Set exercise —
Print the data exactly, leaving nothing out.

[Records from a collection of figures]

━━━━━━━━

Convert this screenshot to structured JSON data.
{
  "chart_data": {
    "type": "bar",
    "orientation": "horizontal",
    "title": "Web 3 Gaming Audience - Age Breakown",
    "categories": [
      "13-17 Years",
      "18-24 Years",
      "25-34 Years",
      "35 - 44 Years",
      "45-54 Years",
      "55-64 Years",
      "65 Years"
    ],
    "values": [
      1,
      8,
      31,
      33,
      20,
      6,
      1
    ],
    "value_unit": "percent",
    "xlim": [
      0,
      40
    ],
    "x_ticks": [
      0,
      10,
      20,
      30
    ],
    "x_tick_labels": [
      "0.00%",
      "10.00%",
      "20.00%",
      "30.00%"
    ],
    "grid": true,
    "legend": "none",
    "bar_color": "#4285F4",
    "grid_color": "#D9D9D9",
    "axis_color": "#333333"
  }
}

━━━━━━━━

Result —
Convert this screenshot to structured JSON data.
{
  "chart_data": {
    "type": "bar",
    "orientation": "horizontal",
    "title": "Web 3 Gaming Audience - Age Breakown",
    "categories": [
      "13-17 Years",
      "18-24 Years",
      "25-34 Years",
      "35 - 44 Years",
      "45-54 Years",
      "55-64 Years",
      "65 Years"
    ],
    "values": [
      1,
      8,
      31,
      33,
      20,
      6,
      1
    ],
    "value_unit": "percent",
    "xlim": [
      0,
      40
    ],
    "x_ticks": [
      0,
      10,
      20,
      30
    ],
    "x_tick_labels": [
      "0.00%",
      "10.00%",
      "20.00%",
      "30.00%"
    ],
    "grid": true,
    "legend": "none",
    "bar_color": "#4285F4",
    "grid_color": "#D9D9D9",
    "axis_color": "#333333"
  }
}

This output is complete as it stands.